* [TASK OBJECTIVE]
Retype the whole listing verbatim and keep the pictures out of it.

———

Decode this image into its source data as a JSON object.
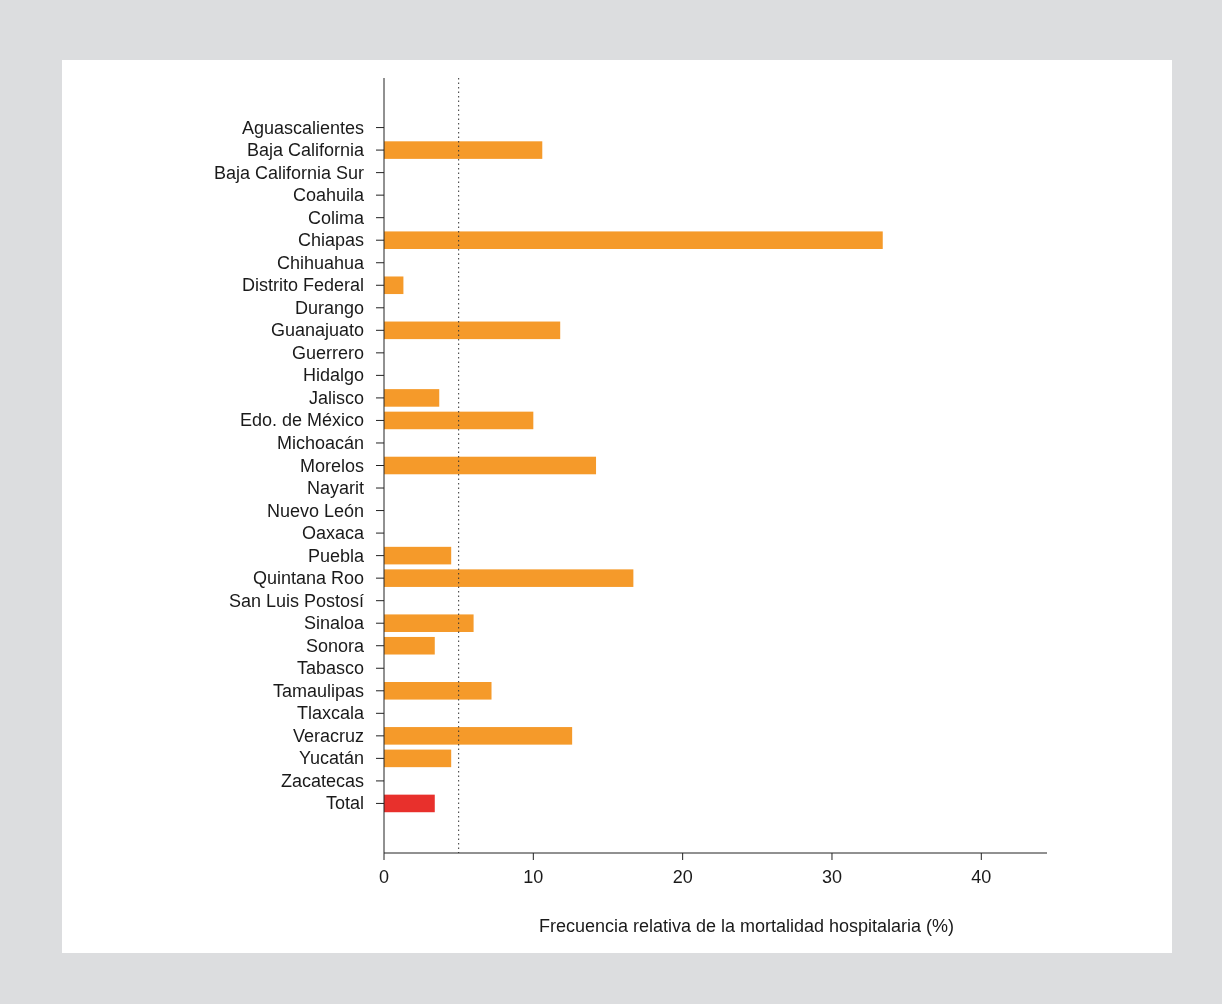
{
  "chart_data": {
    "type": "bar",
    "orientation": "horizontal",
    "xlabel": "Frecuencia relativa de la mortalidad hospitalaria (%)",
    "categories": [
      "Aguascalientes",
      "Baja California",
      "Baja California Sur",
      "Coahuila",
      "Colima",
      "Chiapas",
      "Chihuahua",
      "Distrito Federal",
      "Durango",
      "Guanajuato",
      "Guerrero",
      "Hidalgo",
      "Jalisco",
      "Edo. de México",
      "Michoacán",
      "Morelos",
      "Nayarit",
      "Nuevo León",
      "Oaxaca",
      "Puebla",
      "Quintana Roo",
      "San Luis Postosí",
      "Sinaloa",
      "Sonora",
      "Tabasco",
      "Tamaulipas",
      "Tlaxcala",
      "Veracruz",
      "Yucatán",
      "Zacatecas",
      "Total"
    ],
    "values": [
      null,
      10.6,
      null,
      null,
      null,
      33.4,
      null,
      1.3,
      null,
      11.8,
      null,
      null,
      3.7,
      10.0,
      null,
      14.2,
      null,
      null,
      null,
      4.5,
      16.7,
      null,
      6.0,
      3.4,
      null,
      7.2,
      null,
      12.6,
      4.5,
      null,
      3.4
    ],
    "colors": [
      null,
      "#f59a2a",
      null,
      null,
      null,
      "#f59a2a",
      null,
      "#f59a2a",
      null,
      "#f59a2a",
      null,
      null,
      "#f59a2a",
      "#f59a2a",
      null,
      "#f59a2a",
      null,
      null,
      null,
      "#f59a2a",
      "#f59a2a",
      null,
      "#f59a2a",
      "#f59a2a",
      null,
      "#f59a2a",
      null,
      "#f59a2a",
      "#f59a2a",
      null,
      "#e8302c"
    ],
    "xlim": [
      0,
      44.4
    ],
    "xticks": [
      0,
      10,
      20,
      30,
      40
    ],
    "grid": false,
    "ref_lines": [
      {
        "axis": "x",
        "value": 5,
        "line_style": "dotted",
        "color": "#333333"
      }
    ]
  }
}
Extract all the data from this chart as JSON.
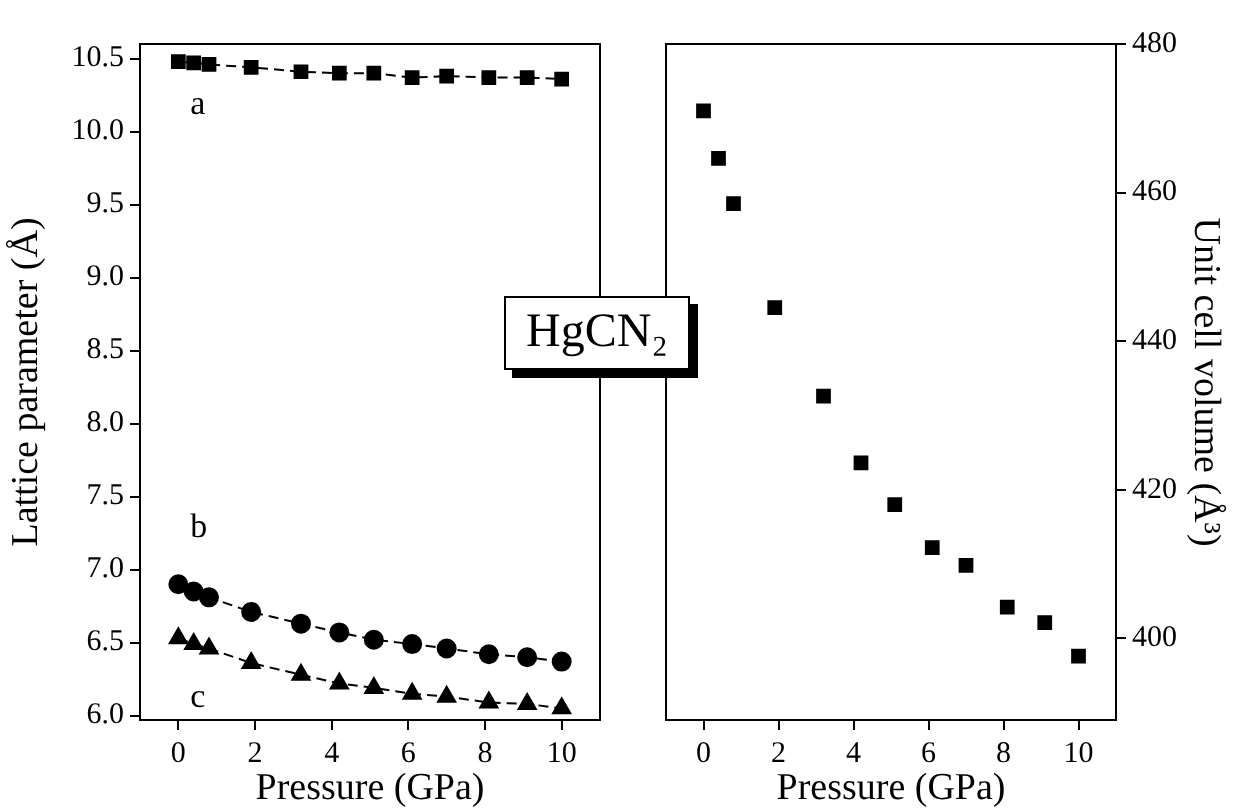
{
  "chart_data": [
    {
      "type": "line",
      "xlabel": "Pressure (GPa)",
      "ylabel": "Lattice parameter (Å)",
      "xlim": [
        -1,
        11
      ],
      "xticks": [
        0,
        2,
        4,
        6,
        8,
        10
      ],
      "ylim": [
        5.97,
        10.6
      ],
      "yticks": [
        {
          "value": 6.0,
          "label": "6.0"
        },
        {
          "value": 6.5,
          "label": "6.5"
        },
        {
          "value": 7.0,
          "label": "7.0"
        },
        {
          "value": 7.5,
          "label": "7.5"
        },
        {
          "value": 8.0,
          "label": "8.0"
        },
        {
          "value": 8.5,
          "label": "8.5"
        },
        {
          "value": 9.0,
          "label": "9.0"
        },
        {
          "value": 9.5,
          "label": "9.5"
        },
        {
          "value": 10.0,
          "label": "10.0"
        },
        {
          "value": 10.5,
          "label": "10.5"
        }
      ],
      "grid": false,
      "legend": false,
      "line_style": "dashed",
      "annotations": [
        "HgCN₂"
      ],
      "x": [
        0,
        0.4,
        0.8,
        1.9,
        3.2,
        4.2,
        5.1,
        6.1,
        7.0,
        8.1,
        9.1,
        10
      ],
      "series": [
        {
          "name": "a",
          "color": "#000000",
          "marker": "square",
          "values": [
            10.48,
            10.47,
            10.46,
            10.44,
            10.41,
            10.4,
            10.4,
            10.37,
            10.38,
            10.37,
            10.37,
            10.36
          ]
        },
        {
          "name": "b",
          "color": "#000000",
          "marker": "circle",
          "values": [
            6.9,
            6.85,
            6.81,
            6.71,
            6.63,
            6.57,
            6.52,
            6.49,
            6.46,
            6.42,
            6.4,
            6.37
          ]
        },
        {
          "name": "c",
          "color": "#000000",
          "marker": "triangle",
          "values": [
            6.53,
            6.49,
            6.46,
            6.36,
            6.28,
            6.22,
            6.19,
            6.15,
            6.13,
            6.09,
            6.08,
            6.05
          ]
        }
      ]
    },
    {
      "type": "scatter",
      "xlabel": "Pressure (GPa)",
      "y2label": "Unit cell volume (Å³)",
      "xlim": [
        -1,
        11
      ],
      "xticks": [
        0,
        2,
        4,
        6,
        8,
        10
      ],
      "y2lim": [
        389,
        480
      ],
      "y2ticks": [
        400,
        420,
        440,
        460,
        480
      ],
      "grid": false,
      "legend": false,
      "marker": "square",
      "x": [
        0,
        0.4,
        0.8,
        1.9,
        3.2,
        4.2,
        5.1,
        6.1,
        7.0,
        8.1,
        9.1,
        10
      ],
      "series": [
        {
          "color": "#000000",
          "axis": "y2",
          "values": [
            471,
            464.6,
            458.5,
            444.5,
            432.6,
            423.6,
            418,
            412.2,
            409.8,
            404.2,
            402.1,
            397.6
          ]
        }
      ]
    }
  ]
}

———

* [WRITTEN RESPONSE]
Decode this image into its source data as a JSON object.
{
  "chart_data": {
    "type": "bar",
    "orientation": "horizontal",
    "xlabel": "Frecuencia relativa de la mortalidad hospitalaria (%)",
    "categories": [
      "Aguascalientes",
      "Baja California",
      "Baja California Sur",
      "Coahuila",
      "Colima",
      "Chiapas",
      "Chihuahua",
      "Distrito Federal",
      "Durango",
      "Guanajuato",
      "Guerrero",
      "Hidalgo",
      "Jalisco",
      "Edo. de México",
      "Michoacán",
      "Morelos",
      "Nayarit",
      "Nuevo León",
      "Oaxaca",
      "Puebla",
      "Quintana Roo",
      "San Luis Postosí",
      "Sinaloa",
      "Sonora",
      "Tabasco",
      "Tamaulipas",
      "Tlaxcala",
      "Veracruz",
      "Yucatán",
      "Zacatecas",
      "Total"
    ],
    "values": [
      null,
      10.6,
      null,
      null,
      null,
      33.4,
      null,
      1.3,
      null,
      11.8,
      null,
      null,
      3.7,
      10.0,
      null,
      14.2,
      null,
      null,
      null,
      4.5,
      16.7,
      null,
      6.0,
      3.4,
      null,
      7.2,
      null,
      12.6,
      4.5,
      null,
      3.4
    ],
    "colors": [
      null,
      "#f59a2a",
      null,
      null,
      null,
      "#f59a2a",
      null,
      "#f59a2a",
      null,
      "#f59a2a",
      null,
      null,
      "#f59a2a",
      "#f59a2a",
      null,
      "#f59a2a",
      null,
      null,
      null,
      "#f59a2a",
      "#f59a2a",
      null,
      "#f59a2a",
      "#f59a2a",
      null,
      "#f59a2a",
      null,
      "#f59a2a",
      "#f59a2a",
      null,
      "#e8302c"
    ],
    "xlim": [
      0,
      44.4
    ],
    "xticks": [
      0,
      10,
      20,
      30,
      40
    ],
    "grid": false,
    "ref_lines": [
      {
        "axis": "x",
        "value": 5,
        "line_style": "dotted",
        "color": "#333333"
      }
    ]
  }
}
Extract all the data from this chart as JSON.
{
  "chart_data": [
    {
      "type": "line",
      "xlabel": "Pressure (GPa)",
      "ylabel": "Lattice parameter (Å)",
      "xlim": [
        -1,
        11
      ],
      "xticks": [
        0,
        2,
        4,
        6,
        8,
        10
      ],
      "ylim": [
        5.97,
        10.6
      ],
      "yticks": [
        {
          "value": 6.0,
          "label": "6.0"
        },
        {
          "value": 6.5,
          "label": "6.5"
        },
        {
          "value": 7.0,
          "label": "7.0"
        },
        {
          "value": 7.5,
          "label": "7.5"
        },
        {
          "value": 8.0,
          "label": "8.0"
        },
        {
          "value": 8.5,
          "label": "8.5"
        },
        {
          "value": 9.0,
          "label": "9.0"
        },
        {
          "value": 9.5,
          "label": "9.5"
        },
        {
          "value": 10.0,
          "label": "10.0"
        },
        {
          "value": 10.5,
          "label": "10.5"
        }
      ],
      "grid": false,
      "legend": false,
      "line_style": "dashed",
      "annotations": [
        "HgCN₂"
      ],
      "x": [
        0,
        0.4,
        0.8,
        1.9,
        3.2,
        4.2,
        5.1,
        6.1,
        7.0,
        8.1,
        9.1,
        10
      ],
      "series": [
        {
          "name": "a",
          "color": "#000000",
          "marker": "square",
          "values": [
            10.48,
            10.47,
            10.46,
            10.44,
            10.41,
            10.4,
            10.4,
            10.37,
            10.38,
            10.37,
            10.37,
            10.36
          ]
        },
        {
          "name": "b",
          "color": "#000000",
          "marker": "circle",
          "values": [
            6.9,
            6.85,
            6.81,
            6.71,
            6.63,
            6.57,
            6.52,
            6.49,
            6.46,
            6.42,
            6.4,
            6.37
          ]
        },
        {
          "name": "c",
          "color": "#000000",
          "marker": "triangle",
          "values": [
            6.53,
            6.49,
            6.46,
            6.36,
            6.28,
            6.22,
            6.19,
            6.15,
            6.13,
            6.09,
            6.08,
            6.05
          ]
        }
      ]
    },
    {
      "type": "scatter",
      "xlabel": "Pressure (GPa)",
      "y2label": "Unit cell volume (Å³)",
      "xlim": [
        -1,
        11
      ],
      "xticks": [
        0,
        2,
        4,
        6,
        8,
        10
      ],
      "y2lim": [
        389,
        480
      ],
      "y2ticks": [
        400,
        420,
        440,
        460,
        480
      ],
      "grid": false,
      "legend": false,
      "marker": "square",
      "x": [
        0,
        0.4,
        0.8,
        1.9,
        3.2,
        4.2,
        5.1,
        6.1,
        7.0,
        8.1,
        9.1,
        10
      ],
      "series": [
        {
          "color": "#000000",
          "axis": "y2",
          "values": [
            471,
            464.6,
            458.5,
            444.5,
            432.6,
            423.6,
            418,
            412.2,
            409.8,
            404.2,
            402.1,
            397.6
          ]
        }
      ]
    }
  ]
}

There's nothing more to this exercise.